Directions:
Select each line where the word "source" appears.

Record excerpts:
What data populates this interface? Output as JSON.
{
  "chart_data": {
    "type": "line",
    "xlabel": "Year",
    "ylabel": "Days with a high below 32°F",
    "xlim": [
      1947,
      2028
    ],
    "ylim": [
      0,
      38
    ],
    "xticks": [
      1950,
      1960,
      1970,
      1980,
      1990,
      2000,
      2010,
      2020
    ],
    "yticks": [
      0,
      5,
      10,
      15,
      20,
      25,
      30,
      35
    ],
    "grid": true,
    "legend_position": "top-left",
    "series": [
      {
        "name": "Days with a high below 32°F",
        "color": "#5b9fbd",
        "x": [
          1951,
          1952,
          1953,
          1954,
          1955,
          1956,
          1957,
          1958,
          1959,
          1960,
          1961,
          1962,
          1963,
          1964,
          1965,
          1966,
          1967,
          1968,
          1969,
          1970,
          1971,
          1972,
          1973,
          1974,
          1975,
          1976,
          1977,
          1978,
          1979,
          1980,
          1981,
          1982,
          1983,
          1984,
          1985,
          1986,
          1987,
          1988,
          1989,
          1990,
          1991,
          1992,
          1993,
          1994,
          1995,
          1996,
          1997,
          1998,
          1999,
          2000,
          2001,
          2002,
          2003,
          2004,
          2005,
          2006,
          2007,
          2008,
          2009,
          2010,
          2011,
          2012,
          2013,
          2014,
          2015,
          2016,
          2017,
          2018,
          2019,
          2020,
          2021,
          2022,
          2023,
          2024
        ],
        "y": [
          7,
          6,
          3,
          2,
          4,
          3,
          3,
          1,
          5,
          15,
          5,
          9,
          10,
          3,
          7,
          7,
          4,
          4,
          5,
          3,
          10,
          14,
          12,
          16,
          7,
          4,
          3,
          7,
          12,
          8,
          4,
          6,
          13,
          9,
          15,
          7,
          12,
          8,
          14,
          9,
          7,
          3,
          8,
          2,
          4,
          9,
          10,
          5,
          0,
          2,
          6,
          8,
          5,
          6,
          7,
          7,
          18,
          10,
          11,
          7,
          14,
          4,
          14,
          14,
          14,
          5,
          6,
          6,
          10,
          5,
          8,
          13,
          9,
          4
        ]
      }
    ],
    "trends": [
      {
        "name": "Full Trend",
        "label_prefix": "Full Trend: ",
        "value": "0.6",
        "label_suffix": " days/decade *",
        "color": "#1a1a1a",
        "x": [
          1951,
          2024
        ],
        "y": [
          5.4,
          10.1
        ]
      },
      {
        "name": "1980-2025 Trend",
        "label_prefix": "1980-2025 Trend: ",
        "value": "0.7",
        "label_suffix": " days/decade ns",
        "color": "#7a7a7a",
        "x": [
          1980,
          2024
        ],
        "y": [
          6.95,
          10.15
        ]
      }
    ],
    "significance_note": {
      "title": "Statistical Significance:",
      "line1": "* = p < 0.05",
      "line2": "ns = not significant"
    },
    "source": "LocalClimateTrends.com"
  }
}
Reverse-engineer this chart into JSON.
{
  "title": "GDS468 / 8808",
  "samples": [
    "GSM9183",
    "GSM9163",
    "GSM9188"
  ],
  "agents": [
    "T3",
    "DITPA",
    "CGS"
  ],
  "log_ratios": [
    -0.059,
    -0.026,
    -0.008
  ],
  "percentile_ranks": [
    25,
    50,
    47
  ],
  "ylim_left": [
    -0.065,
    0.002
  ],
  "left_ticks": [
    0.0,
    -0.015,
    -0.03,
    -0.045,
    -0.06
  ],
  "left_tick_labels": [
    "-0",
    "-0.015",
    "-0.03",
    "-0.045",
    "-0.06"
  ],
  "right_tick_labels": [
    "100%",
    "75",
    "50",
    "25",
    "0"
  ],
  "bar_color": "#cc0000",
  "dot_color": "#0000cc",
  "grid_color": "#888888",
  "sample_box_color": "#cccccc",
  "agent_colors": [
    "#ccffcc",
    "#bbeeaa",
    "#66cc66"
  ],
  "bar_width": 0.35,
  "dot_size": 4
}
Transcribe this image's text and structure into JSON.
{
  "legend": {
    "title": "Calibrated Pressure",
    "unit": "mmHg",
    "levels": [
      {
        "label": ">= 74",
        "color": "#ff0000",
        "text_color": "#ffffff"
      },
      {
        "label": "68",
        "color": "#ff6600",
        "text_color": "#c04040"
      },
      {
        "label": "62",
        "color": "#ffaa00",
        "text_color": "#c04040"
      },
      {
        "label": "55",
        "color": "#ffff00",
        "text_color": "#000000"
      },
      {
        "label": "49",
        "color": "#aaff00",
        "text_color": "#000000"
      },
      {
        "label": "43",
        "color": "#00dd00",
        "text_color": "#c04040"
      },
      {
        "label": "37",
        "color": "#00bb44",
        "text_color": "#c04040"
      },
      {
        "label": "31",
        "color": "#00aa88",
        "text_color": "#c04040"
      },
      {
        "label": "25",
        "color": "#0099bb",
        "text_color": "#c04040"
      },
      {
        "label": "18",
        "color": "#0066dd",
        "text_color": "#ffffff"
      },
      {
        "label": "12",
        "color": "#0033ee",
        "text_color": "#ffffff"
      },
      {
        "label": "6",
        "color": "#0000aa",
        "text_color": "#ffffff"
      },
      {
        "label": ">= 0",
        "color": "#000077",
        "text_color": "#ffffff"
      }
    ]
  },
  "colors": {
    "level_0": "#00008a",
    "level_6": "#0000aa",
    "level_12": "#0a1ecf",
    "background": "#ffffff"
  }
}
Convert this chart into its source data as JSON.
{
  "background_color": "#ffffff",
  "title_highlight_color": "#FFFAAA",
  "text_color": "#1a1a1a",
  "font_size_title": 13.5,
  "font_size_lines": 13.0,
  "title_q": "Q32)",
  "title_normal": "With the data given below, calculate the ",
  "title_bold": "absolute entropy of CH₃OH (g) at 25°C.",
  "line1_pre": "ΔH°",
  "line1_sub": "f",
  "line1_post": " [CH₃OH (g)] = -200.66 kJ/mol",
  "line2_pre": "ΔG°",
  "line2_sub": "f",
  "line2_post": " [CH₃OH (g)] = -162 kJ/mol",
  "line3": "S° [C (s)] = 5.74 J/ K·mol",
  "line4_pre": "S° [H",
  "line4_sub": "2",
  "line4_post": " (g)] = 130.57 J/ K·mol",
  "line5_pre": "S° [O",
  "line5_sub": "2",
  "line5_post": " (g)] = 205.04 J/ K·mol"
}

Solution for this exercise:
    "source": "LocalClimateTrends.com"
Convert this chart into its source data as JSON.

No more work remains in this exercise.